====== Dataset records ======

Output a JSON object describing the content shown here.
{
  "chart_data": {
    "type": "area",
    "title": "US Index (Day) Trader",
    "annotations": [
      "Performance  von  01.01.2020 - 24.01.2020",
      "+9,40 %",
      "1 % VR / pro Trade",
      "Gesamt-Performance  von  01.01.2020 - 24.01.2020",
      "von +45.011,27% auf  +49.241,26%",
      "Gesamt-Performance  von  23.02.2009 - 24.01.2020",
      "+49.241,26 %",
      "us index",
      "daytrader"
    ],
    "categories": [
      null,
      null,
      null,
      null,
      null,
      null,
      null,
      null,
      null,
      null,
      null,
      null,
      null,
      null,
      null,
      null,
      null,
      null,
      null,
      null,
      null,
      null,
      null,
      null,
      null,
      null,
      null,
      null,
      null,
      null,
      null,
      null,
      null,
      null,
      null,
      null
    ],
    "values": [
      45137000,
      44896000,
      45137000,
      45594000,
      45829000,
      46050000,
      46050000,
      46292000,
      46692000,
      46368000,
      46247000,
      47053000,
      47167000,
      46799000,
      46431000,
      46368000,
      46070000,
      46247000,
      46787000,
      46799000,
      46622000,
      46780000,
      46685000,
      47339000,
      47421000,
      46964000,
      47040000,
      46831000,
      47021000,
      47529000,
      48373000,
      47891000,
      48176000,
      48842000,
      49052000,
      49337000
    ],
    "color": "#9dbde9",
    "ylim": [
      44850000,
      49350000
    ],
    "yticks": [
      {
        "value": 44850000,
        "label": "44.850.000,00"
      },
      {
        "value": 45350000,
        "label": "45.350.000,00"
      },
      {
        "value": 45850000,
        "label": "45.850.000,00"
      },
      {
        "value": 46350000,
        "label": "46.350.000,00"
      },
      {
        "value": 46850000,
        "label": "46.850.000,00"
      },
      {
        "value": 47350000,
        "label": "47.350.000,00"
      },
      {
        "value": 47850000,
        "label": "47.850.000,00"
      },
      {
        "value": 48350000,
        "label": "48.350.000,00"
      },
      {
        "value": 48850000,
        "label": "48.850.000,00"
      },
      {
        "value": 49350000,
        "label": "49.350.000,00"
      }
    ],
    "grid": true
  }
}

======

▶ _Exercise aim_
Copy each line from the data above that includes "Performance".

▶ _Expected answer_
      "Performance  von  01.01.2020 - 24.01.2020",
      "Gesamt-Performance  von  01.01.2020 - 24.01.2020",
      "Gesamt-Performance  von  23.02.2009 - 24.01.2020",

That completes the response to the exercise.